┌─ Data entries

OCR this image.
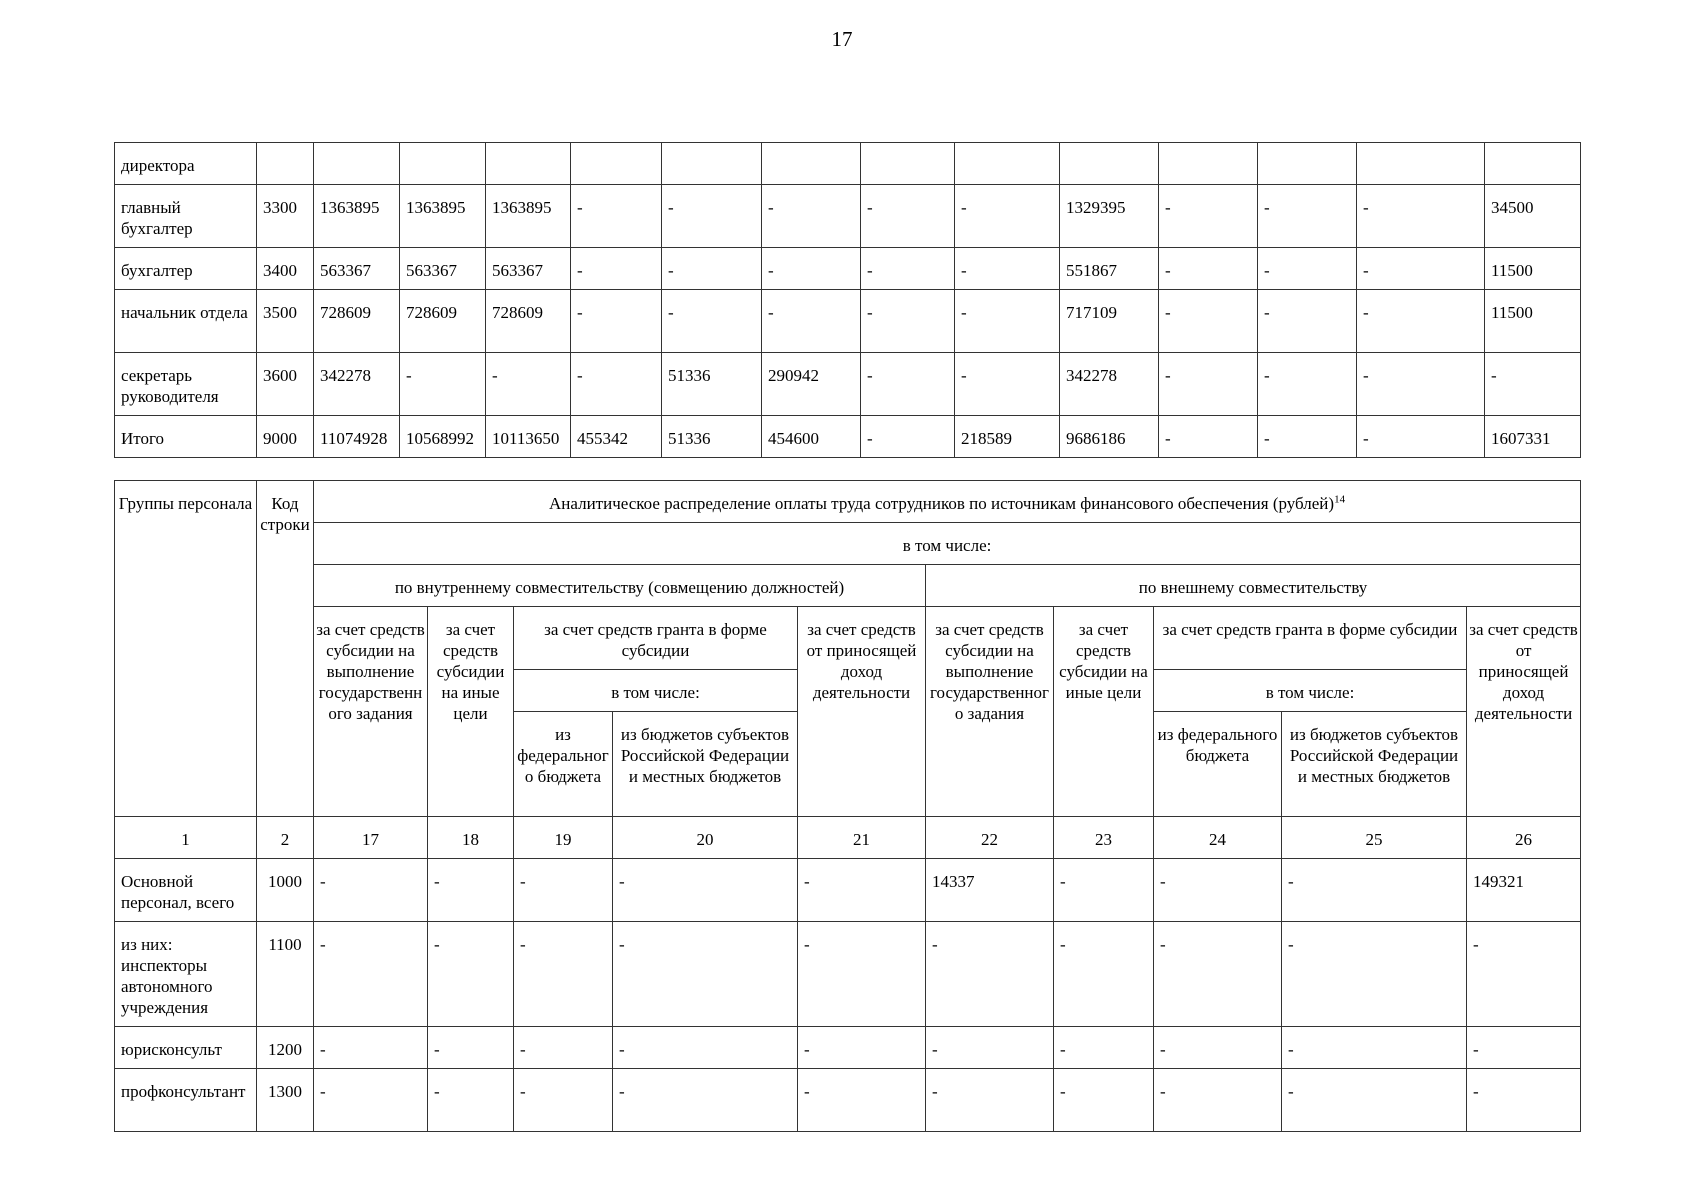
17
директора														
главный бухгалтер	3300	1363895	1363895	1363895	-	-	-	-	-	1329395	-	-	-	34500
бухгалтер	3400	563367	563367	563367	-	-	-	-	-	551867	-	-	-	11500
начальник отдела	3500	728609	728609	728609	-	-	-	-	-	717109	-	-	-	11500
секретарь руководителя	3600	342278	-	-	-	51336	290942	-	-	342278	-	-	-	-
Итого	9000	11074928	10568992	10113650	455342	51336	454600	-	218589	9686186	-	-	-	1607331
Группы персонала	Код строки	Аналитическое распределение оплаты труда сотрудников по источникам финансового обеспечения (рублей)$^{14}$
		в том числе:									
		по внутреннему совместительству (совмещению должностей)					по внешнему совместительству				
		за счет средств субсидии на выполнение государственного задания	за счет средств субсидии на иные цели	за счет средств гранта в форме субсидии		за счет средств от приносящей доход деятельности	за счет средств субсидии на выполнение государственного задания	за счет средств субсидии на иные цели	за счет средств гранта в форме субсидии		за счет средств от приносящей доход деятельности
				в том числе:					в том числе:		
				из федерального бюджета	из бюджетов субъектов Российской Федерации и местных бюджетов				из федерального бюджета	из бюджетов субъектов Российской Федерации и местных бюджетов	
1	2	17	18	19	20	21	22	23	24	25	26
Основной персонал, всего	1000	-	-	-	-	-	14337	-	-	-	149321
из них: инспекторы автономного учреждения	1100	-	-	-	-	-	-	-	-	-	-
юрисконсульт	1200	-	-	-	-	-	-	-	-	-	-
профконсультант	1300	-	-	-	-	-	-	-	-	-	-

└─

Exercise directions:
Copy every record above exactly as written, but leave out the pictures.

Exercise solution:
OCR this image.
17
директора														
главный бухгалтер	3300	1363895	1363895	1363895	-	-	-	-	-	1329395	-	-	-	34500
бухгалтер	3400	563367	563367	563367	-	-	-	-	-	551867	-	-	-	11500
начальник отдела	3500	728609	728609	728609	-	-	-	-	-	717109	-	-	-	11500
секретарь руководителя	3600	342278	-	-	-	51336	290942	-	-	342278	-	-	-	-
Итого	9000	11074928	10568992	10113650	455342	51336	454600	-	218589	9686186	-	-	-	1607331
Группы персонала	Код строки	Аналитическое распределение оплаты труда сотрудников по источникам финансового обеспечения (рублей)$^{14}$
		в том числе:									
		по внутреннему совместительству (совмещению должностей)					по внешнему совместительству				
		за счет средств субсидии на выполнение государственного задания	за счет средств субсидии на иные цели	за счет средств гранта в форме субсидии		за счет средств от приносящей доход деятельности	за счет средств субсидии на выполнение государственного задания	за счет средств субсидии на иные цели	за счет средств гранта в форме субсидии		за счет средств от приносящей доход деятельности
				в том числе:					в том числе:		
				из федерального бюджета	из бюджетов субъектов Российской Федерации и местных бюджетов				из федерального бюджета	из бюджетов субъектов Российской Федерации и местных бюджетов	
1	2	17	18	19	20	21	22	23	24	25	26
Основной персонал, всего	1000	-	-	-	-	-	14337	-	-	-	149321
из них: инспекторы автономного учреждения	1100	-	-	-	-	-	-	-	-	-	-
юрисконсульт	1200	-	-	-	-	-	-	-	-	-	-
профконсультант	1300	-	-	-	-	-	-	-	-	-	-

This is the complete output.